* [RECORDED DATA]
--- Begin ---
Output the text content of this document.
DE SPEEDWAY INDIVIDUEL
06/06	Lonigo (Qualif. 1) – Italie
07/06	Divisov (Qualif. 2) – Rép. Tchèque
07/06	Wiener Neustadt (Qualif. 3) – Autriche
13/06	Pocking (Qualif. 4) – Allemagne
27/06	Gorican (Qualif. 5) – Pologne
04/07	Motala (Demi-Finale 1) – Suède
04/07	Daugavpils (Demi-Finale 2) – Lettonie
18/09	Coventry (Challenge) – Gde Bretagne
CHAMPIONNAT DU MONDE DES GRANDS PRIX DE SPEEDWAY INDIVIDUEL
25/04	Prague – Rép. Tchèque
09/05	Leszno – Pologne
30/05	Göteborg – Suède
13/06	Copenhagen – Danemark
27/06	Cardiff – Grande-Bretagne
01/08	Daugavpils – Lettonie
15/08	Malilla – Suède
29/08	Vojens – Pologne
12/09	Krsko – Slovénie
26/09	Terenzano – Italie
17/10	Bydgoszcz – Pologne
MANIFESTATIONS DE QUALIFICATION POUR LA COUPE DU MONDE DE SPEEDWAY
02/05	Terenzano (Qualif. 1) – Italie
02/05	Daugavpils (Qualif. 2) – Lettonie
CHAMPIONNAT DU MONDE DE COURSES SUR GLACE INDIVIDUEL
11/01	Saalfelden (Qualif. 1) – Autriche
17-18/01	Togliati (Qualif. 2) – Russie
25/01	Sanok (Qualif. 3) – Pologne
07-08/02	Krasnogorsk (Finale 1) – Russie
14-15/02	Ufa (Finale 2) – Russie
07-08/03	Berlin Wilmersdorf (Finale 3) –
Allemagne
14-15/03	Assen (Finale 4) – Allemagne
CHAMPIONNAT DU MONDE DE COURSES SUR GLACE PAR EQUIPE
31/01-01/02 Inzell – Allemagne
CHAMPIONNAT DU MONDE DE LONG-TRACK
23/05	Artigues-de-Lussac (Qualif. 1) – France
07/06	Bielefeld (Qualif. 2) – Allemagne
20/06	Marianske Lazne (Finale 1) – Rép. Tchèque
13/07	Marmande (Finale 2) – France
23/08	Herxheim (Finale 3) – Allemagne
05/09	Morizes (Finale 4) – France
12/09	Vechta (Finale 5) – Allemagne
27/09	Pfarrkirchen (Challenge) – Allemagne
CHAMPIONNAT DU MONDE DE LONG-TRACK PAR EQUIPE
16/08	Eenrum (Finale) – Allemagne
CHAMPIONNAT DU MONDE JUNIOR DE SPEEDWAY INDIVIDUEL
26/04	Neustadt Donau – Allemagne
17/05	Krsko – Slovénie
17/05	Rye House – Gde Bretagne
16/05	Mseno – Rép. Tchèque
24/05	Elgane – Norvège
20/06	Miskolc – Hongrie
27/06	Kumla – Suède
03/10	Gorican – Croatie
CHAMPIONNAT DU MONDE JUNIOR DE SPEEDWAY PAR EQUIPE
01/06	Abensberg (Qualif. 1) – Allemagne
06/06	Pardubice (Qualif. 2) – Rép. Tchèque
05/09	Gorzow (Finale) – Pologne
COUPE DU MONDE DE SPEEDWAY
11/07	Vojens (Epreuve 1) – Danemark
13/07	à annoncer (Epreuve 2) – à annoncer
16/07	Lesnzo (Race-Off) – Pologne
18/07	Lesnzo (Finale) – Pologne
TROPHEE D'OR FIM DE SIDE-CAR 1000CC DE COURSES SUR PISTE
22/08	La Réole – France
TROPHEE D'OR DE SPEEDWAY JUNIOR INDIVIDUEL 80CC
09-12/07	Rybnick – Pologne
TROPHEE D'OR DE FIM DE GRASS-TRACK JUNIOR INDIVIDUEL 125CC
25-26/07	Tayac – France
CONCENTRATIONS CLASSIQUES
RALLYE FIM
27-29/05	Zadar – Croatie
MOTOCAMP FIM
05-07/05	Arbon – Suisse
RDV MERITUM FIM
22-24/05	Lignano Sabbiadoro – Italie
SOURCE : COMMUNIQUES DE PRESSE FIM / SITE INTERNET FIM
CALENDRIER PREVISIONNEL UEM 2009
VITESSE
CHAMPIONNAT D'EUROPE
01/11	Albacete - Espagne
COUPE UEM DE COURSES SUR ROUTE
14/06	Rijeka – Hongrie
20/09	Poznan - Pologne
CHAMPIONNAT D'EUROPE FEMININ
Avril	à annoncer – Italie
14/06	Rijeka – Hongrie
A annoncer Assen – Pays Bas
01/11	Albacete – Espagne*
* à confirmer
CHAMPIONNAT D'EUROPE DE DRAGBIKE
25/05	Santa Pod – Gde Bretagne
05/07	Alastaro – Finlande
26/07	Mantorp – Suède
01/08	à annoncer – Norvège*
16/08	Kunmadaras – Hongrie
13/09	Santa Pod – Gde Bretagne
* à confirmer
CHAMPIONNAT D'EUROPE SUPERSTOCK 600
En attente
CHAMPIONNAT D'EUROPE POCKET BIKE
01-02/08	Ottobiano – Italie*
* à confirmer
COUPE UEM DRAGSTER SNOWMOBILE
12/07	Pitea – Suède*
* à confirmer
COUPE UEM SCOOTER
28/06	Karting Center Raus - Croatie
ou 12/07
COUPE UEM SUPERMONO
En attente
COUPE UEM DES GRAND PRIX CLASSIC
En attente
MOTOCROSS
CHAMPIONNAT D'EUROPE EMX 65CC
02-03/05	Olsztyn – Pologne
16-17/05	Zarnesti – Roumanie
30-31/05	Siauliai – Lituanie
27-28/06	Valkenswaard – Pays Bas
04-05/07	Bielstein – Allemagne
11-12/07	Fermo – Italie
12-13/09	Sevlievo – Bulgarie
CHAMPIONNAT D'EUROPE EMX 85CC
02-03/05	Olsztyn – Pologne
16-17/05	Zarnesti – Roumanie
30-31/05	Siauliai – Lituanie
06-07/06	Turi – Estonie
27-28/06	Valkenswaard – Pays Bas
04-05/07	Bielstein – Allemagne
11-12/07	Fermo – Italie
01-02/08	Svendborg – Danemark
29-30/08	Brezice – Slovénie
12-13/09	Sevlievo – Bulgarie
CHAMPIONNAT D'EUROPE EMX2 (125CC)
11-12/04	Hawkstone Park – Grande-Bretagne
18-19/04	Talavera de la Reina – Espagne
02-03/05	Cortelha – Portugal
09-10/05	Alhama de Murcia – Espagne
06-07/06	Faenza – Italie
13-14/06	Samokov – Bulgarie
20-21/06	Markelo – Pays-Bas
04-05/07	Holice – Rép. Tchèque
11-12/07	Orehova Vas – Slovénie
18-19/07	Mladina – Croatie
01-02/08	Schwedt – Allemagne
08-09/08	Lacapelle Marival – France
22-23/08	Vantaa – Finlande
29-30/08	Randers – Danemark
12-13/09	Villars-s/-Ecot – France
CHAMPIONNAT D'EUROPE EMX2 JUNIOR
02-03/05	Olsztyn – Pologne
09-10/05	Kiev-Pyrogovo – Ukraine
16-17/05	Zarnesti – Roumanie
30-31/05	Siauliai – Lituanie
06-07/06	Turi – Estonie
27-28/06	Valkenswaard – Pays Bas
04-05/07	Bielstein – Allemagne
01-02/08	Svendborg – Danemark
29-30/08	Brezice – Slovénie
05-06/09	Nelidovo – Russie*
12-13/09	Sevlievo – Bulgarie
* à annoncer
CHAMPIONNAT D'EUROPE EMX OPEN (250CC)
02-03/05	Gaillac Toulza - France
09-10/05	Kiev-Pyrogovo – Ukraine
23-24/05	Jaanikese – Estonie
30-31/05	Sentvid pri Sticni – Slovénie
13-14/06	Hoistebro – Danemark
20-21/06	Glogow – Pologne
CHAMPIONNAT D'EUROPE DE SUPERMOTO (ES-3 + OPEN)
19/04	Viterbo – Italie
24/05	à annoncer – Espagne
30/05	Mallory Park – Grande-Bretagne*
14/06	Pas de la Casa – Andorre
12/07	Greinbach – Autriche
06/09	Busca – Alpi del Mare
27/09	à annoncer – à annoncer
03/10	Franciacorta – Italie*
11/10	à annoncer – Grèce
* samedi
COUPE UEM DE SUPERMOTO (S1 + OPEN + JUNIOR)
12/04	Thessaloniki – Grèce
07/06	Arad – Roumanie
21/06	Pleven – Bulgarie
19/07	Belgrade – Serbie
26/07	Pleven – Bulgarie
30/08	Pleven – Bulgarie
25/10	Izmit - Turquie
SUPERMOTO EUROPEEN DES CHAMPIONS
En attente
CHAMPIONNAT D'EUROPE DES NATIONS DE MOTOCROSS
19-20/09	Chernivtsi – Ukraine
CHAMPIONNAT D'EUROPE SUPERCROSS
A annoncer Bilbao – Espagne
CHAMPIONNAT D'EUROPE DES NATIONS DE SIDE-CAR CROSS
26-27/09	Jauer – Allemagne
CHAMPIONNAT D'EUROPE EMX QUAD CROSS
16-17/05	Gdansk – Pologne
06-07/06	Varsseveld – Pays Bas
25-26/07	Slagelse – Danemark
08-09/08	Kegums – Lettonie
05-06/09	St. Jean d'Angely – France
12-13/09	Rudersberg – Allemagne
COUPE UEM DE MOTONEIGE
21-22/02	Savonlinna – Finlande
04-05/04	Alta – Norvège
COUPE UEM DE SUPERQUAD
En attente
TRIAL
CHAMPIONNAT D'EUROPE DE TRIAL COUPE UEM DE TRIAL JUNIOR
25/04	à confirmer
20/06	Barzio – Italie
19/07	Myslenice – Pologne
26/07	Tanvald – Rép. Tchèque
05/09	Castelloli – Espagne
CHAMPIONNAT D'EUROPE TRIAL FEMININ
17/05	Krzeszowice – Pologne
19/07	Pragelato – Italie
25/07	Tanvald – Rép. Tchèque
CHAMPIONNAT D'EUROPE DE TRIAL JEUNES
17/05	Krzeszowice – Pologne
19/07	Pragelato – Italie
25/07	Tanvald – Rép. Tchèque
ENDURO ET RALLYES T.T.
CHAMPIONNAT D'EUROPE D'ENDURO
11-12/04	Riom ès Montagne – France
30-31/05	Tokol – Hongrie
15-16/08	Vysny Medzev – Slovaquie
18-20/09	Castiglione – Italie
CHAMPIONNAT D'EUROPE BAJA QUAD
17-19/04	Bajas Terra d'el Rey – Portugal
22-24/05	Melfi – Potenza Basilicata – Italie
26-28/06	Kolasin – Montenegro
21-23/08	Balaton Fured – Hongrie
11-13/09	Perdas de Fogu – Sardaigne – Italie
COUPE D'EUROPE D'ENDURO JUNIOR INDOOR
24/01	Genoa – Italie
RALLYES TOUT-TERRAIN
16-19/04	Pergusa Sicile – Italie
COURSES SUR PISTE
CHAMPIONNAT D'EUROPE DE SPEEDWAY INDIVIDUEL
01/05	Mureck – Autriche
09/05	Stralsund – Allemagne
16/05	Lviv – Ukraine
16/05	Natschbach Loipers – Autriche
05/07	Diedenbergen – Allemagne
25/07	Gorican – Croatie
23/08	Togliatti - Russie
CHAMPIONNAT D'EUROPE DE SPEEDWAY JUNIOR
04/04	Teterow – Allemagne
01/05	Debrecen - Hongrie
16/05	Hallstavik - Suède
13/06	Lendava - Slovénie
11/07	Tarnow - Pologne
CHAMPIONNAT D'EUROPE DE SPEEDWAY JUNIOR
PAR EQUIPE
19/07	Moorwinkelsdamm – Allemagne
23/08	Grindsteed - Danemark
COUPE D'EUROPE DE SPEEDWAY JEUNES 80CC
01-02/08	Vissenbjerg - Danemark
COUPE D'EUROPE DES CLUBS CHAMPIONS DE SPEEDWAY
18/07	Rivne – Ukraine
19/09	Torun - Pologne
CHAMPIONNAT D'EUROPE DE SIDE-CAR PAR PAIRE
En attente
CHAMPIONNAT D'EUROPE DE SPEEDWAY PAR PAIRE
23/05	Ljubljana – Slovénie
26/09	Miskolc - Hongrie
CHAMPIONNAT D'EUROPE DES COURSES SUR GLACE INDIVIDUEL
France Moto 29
--- End ---
* [WHAT THE EXERCISE ASKS] Copy out every line where the word "ENDURO" occurs.

* [THE REPLY]
ENDURO ET RALLYES T.T.
CHAMPIONNAT D'EUROPE D'ENDURO
COUPE D'EUROPE D'ENDURO JUNIOR INDOOR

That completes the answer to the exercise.